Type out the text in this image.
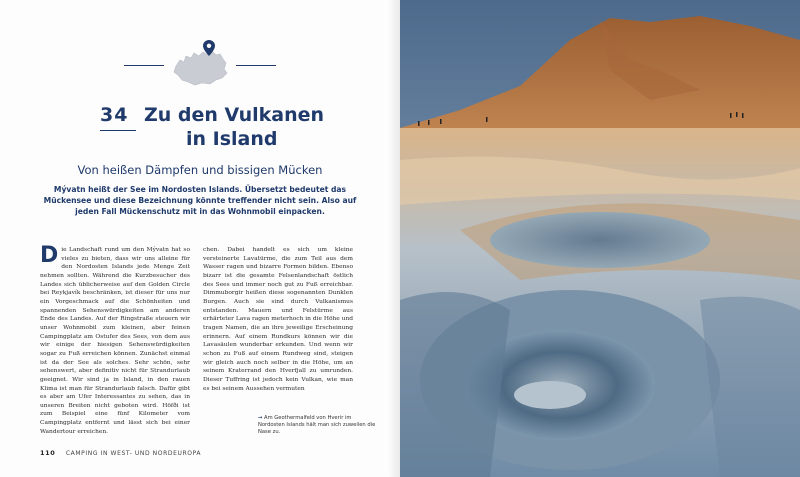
34 Zu den Vulkanen
in Island
Von heißen Dämpfen und bissigen Mücken
Mývatn heißt der See im Nordosten Islands. Übersetzt bedeutet das Mückensee und diese Bezeichnung könnte treffender nicht sein. Also auf jeden Fall Mückenschutz mit in das Wohnmobil einpacken.

Die Landschaft rund um den Mývatn hat so vieles zu bieten, dass wir uns alleine für den Nordosten Islands jede Menge Zeit nehmen sollten. Während die Kurzbesucher des Landes sich üblicherweise auf den Golden Circle bei Reykjavík beschränken, ist dieser für uns nur ein Vorgeschmack auf die Schönheiten und spannenden Sehenswürdigkeiten am anderen Ende des Landes. Auf der Ringstraße steuern wir unser Wohnmobil zum kleinen, aber feinen Campingplatz am Ostufer des Sees, von dem aus wir einige der hiesigen Sehenswürdigkeiten sogar zu Fuß erreichen können. Zunächst einmal ist da der See als solches. Sehr schön, sehr sehenswert, aber definitiv nicht für Strandurlaub geeignet. Wir sind ja in Island, in den rauen Klima ist man für Strandurlaub falsch. Dafür gibt es aber am Ufer Interessantes zu sehen, das in unseren Breiten nicht geboten wird. Höfði ist zum Beispiel eine fünf Kilometer vom Campingplatz entfernt und lässt sich bei einer Wandertour erreichen.

chen. Dabei handelt es sich um kleine versteinerte Lavatürme, die zum Teil aus dem Wasser ragen und bizarre Formen bilden. Ebenso bizarr ist die gesamte Felsenlandschaft östlich des Sees und immer noch gut zu Fuß erreichbar. Dimmuborgir heißen diese sogenannten Dunklen Burgen. Auch sie sind durch Vulkanismus entstanden. Mauern und Felstürme aus erhärteter Lava ragen meterhoch in die Höhe und tragen Namen, die an ihre jeweilige Erscheinung erinnern. Auf einem Rundkurs können wir die Lavasäulen wunderbar erkunden. Und wenn wir schon zu Fuß auf einem Rundweg sind, steigen wir gleich auch noch selber in die Höhe, um an seinem Kraterrand den Hverfjall zu umrunden. Dieser Tuffring ist jedoch kein Vulkan, wie man es bei seinem Aussehen vermuten

→ Am Geothermalfeld von Hverir im Nordosten Islands hält man sich zuweilen die Nase zu.
110 CAMPING IN WEST- UND NORDEUROPA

> What is being asked
Return the lines of the records that include the string "heißen".

> Task output
Von heißen Dämpfen und bissigen Mücken
chen. Dabei handelt es sich um kleine versteinerte Lavatürme, die zum Teil aus dem Wasser ragen und bizarre Formen bilden. Ebenso bizarr ist die gesamte Felsenlandschaft östlich des Sees und immer noch gut zu Fuß erreichbar. Dimmuborgir heißen diese sogenannten Dunklen Burgen. Auch sie sind durch Vulkanismus entstanden. Mauern und Felstürme aus erhärteter Lava ragen meterhoch in die Höhe und tragen Namen, die an ihre jeweilige Erscheinung erinnern. Auf einem Rundkurs können wir die Lavasäulen wunderbar erkunden. Und wenn wir schon zu Fuß auf einem Rundweg sind, steigen wir gleich auch noch selber in die Höhe, um an seinem Kraterrand den Hverfjall zu umrunden. Dieser Tuffring ist jedoch kein Vulkan, wie man es bei seinem Aussehen vermuten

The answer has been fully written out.